Collect the lines of the entries where "overlay" shows up.

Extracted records
• • • • •

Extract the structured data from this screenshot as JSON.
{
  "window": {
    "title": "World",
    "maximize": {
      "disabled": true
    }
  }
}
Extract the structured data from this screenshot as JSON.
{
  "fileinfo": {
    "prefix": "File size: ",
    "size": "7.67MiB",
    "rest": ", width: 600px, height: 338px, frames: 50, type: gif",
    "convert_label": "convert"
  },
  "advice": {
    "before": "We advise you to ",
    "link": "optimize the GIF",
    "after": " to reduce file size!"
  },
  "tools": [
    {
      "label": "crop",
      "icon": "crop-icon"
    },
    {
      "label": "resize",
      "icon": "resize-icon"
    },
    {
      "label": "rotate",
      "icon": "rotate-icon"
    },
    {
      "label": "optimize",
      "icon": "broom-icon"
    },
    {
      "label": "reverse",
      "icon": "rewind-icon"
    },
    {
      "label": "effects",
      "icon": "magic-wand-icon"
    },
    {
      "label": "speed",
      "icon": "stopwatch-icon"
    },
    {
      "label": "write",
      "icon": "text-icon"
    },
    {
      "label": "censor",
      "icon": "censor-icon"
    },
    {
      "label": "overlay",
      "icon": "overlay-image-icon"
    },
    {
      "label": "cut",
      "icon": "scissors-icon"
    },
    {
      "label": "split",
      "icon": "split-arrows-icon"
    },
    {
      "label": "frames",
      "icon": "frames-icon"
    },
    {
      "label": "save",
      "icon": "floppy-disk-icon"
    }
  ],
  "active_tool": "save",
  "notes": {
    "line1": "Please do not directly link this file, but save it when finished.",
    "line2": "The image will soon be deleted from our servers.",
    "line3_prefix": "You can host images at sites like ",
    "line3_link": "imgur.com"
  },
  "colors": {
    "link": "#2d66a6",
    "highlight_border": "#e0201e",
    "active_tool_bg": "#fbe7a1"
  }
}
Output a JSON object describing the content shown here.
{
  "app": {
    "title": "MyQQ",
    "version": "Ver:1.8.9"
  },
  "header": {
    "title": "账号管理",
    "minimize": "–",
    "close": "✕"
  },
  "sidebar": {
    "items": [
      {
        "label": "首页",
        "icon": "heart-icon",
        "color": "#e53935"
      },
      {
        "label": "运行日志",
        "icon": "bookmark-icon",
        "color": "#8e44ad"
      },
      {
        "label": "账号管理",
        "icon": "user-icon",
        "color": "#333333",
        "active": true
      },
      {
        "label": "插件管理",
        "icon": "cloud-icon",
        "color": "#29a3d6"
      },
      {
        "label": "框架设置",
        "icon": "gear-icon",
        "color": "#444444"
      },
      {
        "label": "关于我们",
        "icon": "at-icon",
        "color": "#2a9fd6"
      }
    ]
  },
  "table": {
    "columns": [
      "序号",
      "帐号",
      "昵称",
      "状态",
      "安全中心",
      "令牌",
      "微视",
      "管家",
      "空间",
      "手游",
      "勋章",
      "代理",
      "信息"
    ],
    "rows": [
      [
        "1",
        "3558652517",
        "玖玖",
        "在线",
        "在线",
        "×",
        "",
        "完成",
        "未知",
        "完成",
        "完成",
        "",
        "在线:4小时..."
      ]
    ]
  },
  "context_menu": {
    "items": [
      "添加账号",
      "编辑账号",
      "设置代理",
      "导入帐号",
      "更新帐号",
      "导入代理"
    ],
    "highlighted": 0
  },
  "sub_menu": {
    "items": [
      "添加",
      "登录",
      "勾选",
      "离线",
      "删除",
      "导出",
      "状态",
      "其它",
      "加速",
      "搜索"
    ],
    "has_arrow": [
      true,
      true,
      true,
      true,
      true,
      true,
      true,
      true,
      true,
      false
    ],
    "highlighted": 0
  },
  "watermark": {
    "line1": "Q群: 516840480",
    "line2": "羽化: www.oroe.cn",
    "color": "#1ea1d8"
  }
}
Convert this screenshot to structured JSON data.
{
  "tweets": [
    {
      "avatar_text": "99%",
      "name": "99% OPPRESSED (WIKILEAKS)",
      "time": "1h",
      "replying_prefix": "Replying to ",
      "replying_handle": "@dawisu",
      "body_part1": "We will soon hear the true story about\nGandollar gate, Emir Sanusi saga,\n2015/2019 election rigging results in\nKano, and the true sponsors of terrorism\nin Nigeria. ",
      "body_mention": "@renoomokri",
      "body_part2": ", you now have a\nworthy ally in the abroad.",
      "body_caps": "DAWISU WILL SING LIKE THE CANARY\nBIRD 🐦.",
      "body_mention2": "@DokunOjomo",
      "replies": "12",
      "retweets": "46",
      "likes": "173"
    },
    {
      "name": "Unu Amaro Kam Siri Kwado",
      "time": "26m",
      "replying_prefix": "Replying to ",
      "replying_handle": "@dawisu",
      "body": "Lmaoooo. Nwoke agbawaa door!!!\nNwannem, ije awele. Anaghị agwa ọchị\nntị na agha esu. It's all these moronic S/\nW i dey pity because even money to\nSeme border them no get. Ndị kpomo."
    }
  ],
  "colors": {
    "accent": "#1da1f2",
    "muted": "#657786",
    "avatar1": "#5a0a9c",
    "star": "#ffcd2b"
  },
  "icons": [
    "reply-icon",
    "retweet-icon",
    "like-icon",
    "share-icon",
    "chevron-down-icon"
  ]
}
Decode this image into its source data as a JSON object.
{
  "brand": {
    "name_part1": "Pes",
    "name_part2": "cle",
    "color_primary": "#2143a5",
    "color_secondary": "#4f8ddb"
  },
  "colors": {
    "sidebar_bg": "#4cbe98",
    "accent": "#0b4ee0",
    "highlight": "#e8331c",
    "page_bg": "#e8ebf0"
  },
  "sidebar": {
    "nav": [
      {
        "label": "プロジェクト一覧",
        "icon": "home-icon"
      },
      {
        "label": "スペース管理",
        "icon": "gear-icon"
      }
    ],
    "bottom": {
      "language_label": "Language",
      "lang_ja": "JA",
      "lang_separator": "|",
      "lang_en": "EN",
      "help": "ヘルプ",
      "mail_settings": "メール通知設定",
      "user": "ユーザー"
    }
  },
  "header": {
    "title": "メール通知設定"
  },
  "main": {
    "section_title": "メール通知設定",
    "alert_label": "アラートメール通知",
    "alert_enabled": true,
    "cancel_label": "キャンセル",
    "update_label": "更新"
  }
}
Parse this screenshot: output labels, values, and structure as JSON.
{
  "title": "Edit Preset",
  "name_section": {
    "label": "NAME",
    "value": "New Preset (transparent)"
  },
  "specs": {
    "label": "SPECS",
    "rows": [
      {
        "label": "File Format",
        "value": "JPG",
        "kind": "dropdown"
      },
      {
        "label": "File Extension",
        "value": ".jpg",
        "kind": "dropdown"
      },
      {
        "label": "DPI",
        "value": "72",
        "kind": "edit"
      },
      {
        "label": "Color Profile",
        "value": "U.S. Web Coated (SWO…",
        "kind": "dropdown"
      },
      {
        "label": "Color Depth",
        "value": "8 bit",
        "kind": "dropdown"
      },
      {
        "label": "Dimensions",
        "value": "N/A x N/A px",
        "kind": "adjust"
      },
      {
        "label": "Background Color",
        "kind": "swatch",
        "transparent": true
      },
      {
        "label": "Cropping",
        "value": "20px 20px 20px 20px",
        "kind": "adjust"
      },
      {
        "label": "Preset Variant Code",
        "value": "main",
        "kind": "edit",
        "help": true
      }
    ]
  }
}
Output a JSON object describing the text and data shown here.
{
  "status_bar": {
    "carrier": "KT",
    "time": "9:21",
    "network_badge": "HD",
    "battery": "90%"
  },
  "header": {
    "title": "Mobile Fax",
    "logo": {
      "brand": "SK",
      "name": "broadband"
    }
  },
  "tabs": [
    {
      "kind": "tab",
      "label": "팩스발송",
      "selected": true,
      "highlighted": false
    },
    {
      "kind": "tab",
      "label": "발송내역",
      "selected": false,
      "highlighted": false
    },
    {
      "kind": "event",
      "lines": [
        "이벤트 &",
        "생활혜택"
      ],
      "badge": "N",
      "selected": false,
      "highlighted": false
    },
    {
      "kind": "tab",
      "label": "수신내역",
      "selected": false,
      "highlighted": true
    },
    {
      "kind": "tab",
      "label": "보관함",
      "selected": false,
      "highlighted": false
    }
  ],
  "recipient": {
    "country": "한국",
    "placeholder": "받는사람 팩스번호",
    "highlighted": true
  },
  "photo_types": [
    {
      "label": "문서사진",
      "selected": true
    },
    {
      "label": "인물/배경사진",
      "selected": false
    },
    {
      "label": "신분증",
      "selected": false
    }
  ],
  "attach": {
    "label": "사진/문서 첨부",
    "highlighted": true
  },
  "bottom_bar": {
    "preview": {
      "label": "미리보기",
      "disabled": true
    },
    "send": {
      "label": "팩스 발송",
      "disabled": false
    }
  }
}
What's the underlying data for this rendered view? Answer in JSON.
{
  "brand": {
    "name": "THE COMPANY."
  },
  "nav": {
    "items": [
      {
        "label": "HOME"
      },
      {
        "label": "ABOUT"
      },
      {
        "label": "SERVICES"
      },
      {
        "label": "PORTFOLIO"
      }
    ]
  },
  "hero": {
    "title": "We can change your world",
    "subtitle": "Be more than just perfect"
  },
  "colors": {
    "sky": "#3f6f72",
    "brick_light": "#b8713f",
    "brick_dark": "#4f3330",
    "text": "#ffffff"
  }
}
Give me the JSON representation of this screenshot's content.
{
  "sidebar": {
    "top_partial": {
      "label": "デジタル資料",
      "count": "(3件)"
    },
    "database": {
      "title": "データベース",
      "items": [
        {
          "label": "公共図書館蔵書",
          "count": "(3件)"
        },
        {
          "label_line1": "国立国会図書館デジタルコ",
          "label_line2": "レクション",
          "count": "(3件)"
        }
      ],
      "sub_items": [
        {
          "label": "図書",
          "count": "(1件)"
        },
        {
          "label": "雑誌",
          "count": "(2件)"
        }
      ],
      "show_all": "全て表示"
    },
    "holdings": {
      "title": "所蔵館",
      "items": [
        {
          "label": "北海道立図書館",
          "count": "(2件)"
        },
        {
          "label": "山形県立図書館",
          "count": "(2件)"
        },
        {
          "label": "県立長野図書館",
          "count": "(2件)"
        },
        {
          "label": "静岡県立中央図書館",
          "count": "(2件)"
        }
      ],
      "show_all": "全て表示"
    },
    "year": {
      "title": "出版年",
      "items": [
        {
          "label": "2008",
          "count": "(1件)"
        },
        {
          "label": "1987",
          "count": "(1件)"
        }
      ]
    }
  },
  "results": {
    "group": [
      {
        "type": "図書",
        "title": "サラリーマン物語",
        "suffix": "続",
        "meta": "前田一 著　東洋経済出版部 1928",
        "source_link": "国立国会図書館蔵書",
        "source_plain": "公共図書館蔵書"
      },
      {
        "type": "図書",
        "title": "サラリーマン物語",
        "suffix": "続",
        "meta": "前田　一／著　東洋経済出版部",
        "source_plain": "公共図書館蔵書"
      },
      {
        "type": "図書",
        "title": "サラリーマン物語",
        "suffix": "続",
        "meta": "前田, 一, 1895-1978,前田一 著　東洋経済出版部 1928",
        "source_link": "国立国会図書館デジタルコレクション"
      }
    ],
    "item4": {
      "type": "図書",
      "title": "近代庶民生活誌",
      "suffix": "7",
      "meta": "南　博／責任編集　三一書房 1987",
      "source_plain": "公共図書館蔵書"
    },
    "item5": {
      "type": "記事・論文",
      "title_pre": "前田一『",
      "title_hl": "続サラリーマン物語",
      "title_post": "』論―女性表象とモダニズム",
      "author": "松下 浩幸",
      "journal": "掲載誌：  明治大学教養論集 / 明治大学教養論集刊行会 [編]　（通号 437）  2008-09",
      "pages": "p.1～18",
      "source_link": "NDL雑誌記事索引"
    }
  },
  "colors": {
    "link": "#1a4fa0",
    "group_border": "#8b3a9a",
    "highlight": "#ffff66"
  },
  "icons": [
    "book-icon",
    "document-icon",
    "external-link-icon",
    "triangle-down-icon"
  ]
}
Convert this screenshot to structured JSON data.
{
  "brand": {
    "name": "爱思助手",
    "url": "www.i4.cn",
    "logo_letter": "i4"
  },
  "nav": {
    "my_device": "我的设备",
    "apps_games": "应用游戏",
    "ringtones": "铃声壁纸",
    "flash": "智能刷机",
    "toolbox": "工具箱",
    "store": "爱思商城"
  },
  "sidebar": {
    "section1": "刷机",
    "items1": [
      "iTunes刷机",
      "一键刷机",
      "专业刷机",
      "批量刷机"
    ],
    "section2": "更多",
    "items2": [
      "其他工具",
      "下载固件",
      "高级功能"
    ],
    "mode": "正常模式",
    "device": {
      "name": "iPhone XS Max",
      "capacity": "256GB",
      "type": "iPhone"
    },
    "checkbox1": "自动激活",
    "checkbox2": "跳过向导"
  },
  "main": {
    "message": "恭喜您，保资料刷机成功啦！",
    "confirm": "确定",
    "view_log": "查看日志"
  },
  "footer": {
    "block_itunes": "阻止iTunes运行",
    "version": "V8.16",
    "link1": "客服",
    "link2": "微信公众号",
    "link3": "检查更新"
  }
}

• • • • •

▶ _Answer in full_:
      "label": "overlay",
      "icon": "overlay-image-icon"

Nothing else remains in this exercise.